• PROVIDED PASSAGE:
__________
There was some discussion in the Playdate Squad Discord around how to organise the Shared folder as a whole and I thought I'd copy over my thoughts for posterity:

It makes sense for data folders to be game scoped because they aren't shared. Whereas if I'm a game reading from Shared, my first priority is probably looking for a tye of data rather than a specific game e.g. if I'm looking for shared music, I'd want to scope to a Music folder, rather than check every game dir for shared music.

I can also imagine things in Shared that aren't owned by any game, like user profile info where the player could put e.g. their birthday for use by any game which could go in a Profile folder. Or music added manually to the Music folder.

So I picture a structure like

Shared
|- Music
   |- An Album
      |- Song 1
      |- Song 2
      |- ...
   |- Game ID A
      |- Song 1
      |- Song 2
      |- ...
__________
• OBJECTIVES:
a) Set down, word for word, the part of the Shared folder note that opens with the words containing "There was some" and closes with "the Music folder.".
b) Take the Shared folder note further, starting after its last line.
None of the items are needed.

• Stored dataset items:
__________
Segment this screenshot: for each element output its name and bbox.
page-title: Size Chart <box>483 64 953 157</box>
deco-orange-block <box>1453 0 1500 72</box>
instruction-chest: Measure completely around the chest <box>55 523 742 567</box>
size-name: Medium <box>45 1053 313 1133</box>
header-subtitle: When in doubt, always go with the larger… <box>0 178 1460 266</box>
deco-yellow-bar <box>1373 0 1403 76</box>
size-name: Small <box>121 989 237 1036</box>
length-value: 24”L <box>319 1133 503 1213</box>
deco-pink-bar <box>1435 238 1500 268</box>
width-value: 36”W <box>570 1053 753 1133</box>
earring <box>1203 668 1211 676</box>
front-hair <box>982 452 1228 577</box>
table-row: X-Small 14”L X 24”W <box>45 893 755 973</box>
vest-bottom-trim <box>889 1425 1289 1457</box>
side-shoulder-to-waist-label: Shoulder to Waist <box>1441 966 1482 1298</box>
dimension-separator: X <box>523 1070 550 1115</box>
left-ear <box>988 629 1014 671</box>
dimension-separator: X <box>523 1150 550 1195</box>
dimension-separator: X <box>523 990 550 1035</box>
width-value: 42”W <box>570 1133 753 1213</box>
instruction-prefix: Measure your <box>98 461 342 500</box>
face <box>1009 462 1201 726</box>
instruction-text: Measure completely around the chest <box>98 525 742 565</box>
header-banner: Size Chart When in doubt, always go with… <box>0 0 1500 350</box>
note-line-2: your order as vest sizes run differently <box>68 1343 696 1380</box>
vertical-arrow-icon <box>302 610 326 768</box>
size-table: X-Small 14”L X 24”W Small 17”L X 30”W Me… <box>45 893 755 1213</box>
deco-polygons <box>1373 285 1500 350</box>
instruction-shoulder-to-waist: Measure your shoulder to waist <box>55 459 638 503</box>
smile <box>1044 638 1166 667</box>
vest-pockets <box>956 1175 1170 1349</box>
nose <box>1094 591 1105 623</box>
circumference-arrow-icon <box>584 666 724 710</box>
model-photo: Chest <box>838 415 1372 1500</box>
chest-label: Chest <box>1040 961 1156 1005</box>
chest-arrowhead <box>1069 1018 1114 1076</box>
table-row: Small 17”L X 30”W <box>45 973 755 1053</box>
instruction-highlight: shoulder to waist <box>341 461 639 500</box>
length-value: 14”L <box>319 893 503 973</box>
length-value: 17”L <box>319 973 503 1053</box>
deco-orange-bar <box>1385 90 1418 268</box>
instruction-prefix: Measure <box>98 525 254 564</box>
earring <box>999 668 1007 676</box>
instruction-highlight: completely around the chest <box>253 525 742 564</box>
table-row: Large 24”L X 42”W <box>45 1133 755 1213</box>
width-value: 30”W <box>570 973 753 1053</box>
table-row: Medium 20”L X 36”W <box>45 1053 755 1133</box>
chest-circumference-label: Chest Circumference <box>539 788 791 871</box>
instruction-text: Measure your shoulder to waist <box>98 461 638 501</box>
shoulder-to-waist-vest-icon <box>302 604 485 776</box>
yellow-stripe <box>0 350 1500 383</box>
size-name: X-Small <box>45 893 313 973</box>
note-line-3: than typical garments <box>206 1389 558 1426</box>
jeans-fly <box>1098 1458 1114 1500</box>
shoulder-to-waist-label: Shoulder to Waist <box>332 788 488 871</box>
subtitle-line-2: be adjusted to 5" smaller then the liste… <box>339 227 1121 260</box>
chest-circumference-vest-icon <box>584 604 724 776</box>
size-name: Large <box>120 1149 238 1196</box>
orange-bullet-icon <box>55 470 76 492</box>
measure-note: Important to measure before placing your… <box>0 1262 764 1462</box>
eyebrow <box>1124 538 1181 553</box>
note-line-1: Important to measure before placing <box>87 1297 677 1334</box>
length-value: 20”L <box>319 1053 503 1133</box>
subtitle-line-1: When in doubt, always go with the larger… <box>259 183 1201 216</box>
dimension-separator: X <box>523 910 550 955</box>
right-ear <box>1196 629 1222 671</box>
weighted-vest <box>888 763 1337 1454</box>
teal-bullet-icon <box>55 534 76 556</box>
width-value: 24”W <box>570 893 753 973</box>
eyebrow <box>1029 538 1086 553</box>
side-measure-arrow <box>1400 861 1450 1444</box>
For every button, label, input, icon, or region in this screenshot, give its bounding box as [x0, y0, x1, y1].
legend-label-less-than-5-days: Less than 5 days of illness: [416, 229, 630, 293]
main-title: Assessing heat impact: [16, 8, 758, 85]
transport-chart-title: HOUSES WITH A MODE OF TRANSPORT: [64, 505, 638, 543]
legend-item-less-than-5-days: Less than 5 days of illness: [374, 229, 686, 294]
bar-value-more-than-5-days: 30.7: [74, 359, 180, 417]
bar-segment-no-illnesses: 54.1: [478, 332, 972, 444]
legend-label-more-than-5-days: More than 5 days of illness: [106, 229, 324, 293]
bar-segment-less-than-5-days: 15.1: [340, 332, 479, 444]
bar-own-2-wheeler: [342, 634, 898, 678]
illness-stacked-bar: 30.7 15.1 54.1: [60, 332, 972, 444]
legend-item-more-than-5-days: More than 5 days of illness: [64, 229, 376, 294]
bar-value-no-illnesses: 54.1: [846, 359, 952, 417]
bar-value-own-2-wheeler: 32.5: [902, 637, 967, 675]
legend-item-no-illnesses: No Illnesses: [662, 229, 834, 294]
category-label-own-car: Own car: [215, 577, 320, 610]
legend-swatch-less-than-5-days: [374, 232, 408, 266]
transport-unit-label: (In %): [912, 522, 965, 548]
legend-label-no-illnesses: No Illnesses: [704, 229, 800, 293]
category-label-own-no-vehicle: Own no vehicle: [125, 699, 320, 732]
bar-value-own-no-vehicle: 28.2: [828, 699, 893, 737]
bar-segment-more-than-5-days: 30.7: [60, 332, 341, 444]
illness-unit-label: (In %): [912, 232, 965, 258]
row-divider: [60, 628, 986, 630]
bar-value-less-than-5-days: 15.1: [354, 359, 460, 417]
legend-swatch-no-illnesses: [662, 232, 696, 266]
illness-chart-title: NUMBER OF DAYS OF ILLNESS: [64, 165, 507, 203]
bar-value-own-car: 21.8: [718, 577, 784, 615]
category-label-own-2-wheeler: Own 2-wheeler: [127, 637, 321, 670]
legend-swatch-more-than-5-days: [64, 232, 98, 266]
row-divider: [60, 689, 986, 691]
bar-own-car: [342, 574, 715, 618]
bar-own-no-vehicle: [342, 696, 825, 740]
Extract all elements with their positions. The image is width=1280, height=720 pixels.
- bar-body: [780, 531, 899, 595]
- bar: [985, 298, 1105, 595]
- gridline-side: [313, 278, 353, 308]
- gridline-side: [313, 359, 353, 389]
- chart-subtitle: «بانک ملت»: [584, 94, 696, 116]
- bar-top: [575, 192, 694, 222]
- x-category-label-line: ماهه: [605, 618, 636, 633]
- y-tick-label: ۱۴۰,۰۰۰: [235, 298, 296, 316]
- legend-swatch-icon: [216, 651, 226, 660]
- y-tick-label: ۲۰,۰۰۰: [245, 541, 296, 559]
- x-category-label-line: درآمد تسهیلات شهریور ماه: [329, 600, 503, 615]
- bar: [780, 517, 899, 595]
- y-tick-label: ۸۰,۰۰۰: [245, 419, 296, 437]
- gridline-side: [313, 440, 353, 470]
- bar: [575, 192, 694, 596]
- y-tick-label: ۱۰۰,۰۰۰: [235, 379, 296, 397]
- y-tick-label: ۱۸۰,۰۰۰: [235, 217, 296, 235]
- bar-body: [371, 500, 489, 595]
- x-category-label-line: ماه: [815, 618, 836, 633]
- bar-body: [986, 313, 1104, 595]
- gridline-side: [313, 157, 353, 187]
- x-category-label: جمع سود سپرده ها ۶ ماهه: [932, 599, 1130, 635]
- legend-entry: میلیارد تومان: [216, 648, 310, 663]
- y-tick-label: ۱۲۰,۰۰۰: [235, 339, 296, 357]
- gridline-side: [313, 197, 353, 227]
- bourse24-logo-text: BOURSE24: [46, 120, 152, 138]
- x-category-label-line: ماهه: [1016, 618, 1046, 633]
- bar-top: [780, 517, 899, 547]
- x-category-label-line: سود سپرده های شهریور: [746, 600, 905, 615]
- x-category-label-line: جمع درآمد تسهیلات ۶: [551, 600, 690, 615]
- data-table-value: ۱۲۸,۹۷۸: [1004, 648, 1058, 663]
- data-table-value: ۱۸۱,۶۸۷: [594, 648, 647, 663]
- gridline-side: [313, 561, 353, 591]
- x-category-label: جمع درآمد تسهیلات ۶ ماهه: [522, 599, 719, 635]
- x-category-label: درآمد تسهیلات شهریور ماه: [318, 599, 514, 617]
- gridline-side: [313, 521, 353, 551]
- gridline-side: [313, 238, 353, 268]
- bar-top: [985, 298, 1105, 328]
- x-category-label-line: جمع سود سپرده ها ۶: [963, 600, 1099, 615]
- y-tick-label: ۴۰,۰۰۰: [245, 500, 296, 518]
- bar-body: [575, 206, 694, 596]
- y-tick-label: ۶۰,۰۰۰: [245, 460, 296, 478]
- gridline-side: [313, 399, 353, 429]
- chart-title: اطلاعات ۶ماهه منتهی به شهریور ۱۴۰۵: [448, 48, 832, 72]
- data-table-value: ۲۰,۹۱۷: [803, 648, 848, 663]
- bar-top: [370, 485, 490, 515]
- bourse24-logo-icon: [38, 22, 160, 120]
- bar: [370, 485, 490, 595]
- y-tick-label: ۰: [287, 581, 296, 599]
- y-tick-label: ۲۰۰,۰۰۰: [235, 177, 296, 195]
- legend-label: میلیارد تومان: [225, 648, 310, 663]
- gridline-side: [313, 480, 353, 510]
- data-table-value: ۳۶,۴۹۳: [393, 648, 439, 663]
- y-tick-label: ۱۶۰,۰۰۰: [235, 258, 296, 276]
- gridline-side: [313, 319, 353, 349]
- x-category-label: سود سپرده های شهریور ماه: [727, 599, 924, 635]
__________
• ANSWERS TO THE TASKS:
a)
There was some discussion in the Playdate Squad Discord around how to organise the Shared folder as a whole and I thought I'd copy over my thoughts for posterity:

It makes sense for data folders to be game scoped because they aren't shared. Whereas if I'm a game reading from Shared, my first priority is probably looking for a tye of data rather than a specific game e.g. if I'm looking for shared music, I'd want to scope to a Music folder, rather than check every game dir for shared music.

I can also imagine things in Shared that aren't owned by any game, like user profile info where the player could put e.g. their birthday for use by any game which could go in a Profile folder. Or music added manually to the Music folder.

b)
|- Achievements
   |- Game ID A
      |- achievements.json
   |- Game ID B
      |- achievements.json
|- Profile
   |- profile.json

rather than

Shared
|- Music
   |- An Album
      |- Song 1
      |- Song 2
      |- ...
|- Game ID A
   |- achievements.json
   |- Music
      |- Song 1
      |- Song 2
      |- ...
|- Game ID B
   |- achievements.json
|- Profile
   |- profile.json

On the idea of a shared profile I was thinking of user data that would be fun and/or useful to optionally declare for games to freely read and use, like:

  • Player name
  • 3 letter name for arcade style highscores
  • Birthday
  • Favourite shape
  • Accelerometer preference
  • Crank preference

Player name and short name have obvious applications. Birthday would let games do a little acknowledgement of some sort (of course you could put whatever date you wish and change it freely). "Favourite shape" came from me thinking how "favourite colour" is a kind of easy/standard thing that doesn't make sense with a 1-bit screen, so shape is a nice analog - it could be used for an icon for example. Things like accelerometer preference and crank preference would be useful when there are control scheme options so the game could default into whatever is preferred.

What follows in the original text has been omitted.